What you will do:
Copy out lines with the word "this" from the material that follows.
◇ ◇ ◇
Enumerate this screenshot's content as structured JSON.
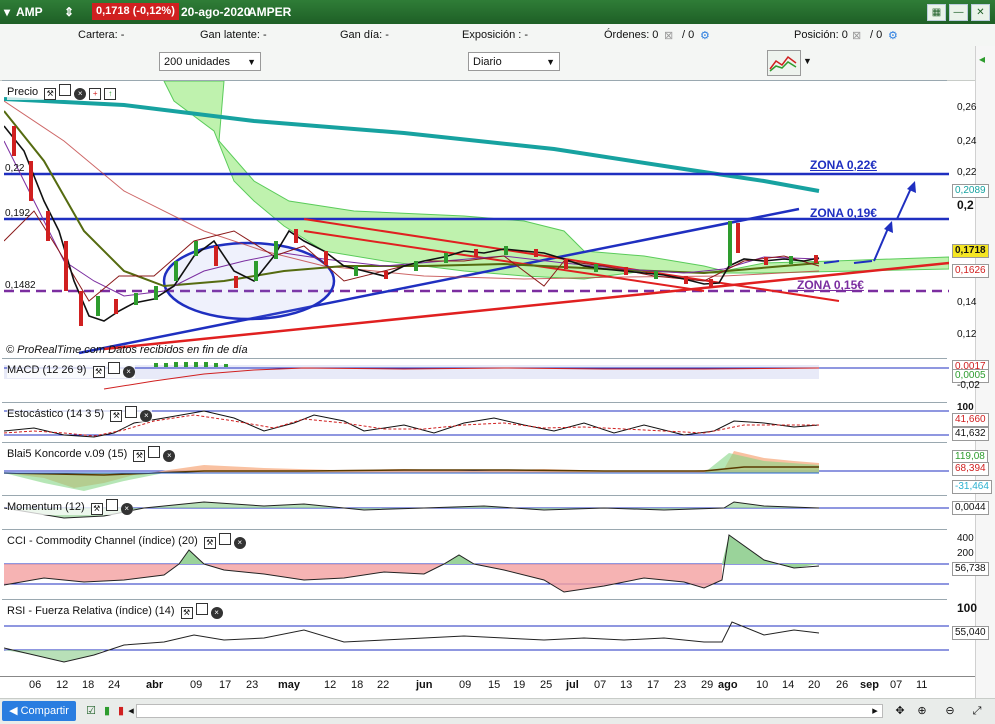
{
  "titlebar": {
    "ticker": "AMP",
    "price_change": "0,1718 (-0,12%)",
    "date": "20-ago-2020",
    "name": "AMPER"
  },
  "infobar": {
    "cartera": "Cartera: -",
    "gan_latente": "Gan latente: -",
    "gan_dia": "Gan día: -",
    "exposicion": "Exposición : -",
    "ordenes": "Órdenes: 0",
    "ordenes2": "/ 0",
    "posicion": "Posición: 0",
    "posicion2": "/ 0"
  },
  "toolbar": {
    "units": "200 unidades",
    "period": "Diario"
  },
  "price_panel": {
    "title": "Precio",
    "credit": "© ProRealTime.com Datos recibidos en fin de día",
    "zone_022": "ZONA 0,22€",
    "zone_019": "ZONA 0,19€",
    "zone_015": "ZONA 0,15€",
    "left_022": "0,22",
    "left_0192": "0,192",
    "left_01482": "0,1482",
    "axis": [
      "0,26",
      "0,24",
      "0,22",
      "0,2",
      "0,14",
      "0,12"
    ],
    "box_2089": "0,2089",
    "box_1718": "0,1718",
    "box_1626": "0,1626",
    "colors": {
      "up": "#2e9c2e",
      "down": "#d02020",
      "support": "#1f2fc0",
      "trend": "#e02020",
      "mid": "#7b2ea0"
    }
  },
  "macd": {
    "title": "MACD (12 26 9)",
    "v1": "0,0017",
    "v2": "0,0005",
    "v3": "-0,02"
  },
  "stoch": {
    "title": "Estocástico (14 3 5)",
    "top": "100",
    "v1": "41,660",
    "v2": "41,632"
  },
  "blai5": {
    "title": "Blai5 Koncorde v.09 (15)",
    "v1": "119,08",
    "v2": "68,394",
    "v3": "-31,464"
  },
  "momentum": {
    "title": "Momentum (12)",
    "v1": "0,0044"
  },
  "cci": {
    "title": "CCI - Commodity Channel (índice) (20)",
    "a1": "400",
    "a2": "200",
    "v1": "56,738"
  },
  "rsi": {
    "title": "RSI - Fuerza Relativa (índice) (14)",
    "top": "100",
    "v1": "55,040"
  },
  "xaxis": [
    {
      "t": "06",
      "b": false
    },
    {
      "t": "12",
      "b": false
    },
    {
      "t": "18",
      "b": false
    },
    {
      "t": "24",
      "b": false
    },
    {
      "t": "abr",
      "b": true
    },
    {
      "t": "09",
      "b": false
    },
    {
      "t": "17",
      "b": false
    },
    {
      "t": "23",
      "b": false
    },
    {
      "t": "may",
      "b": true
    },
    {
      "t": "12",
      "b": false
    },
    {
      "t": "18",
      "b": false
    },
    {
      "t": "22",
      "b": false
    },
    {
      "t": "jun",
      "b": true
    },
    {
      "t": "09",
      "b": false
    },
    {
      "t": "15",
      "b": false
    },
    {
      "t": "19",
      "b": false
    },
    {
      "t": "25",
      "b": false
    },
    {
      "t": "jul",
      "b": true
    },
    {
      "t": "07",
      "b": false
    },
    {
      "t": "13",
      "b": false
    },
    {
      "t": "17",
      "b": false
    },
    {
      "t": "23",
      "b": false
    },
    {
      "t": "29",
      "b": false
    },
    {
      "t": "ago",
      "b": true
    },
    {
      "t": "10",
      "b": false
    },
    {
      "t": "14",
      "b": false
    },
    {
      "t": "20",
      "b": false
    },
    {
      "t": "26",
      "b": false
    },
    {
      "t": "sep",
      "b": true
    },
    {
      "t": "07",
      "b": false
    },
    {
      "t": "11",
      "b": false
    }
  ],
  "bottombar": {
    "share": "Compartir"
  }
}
◇ ◇ ◇
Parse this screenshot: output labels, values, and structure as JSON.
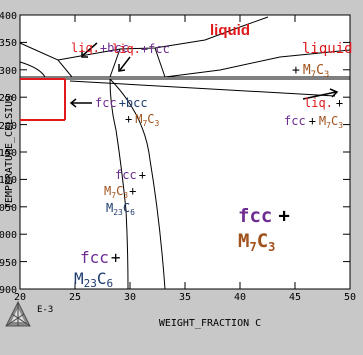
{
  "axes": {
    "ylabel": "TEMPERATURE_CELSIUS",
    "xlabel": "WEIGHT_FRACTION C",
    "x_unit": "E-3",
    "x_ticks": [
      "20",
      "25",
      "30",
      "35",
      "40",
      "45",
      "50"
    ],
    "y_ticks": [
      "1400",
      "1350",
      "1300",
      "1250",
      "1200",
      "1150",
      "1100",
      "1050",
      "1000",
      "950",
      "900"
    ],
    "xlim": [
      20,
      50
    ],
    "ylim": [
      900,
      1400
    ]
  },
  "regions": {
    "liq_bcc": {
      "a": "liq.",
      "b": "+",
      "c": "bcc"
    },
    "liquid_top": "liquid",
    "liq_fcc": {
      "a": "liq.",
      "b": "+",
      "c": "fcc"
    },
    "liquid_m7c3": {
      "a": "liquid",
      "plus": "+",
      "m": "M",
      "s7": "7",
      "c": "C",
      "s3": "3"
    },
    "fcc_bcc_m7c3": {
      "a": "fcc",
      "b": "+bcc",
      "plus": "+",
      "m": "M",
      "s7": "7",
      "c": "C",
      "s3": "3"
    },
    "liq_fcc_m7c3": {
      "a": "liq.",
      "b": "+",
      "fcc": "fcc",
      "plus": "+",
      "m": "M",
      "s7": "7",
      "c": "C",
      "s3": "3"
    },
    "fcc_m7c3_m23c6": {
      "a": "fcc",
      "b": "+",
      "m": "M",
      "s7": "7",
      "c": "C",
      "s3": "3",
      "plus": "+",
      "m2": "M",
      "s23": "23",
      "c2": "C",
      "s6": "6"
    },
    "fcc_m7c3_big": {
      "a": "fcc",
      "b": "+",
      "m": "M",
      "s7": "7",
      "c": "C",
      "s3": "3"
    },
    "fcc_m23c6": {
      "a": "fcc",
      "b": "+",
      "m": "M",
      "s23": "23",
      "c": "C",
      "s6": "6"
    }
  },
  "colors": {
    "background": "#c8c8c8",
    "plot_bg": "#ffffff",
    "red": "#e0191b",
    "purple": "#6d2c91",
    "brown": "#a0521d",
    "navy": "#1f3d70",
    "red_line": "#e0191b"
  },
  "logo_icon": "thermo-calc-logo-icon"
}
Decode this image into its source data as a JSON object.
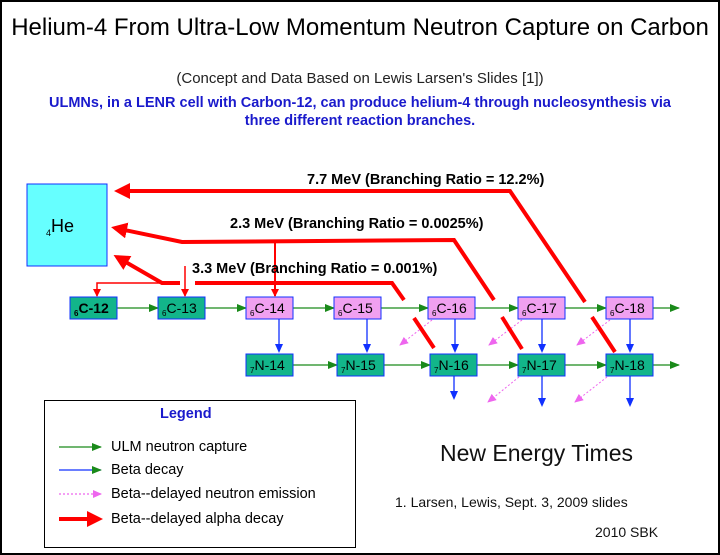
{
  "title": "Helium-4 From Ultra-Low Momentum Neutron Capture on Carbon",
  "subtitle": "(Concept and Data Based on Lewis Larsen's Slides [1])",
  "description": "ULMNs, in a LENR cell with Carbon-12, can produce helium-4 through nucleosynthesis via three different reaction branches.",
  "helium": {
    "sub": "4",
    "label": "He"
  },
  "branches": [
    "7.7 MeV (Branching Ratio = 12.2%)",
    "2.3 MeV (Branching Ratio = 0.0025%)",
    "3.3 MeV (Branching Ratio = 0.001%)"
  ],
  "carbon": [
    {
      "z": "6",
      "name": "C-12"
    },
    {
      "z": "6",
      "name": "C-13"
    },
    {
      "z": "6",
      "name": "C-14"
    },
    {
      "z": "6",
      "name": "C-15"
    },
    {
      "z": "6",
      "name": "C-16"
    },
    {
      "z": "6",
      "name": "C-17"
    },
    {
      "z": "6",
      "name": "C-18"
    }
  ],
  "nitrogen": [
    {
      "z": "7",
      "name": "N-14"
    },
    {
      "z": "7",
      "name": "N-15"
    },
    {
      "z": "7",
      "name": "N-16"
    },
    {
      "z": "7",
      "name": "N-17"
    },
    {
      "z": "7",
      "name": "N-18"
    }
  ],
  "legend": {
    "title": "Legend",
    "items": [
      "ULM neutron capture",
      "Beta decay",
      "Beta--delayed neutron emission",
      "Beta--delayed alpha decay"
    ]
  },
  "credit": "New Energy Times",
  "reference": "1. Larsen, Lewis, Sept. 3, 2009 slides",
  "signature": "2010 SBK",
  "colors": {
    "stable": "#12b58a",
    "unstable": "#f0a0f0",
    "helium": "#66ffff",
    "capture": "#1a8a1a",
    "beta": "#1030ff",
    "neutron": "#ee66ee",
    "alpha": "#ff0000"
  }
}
◇ ◇ ◇
Full output:
Enumerate this screenshot's content as structured JSON.
Parse this screenshot: output labels, values, and structure as JSON.
Decode this image into its source data as a JSON object.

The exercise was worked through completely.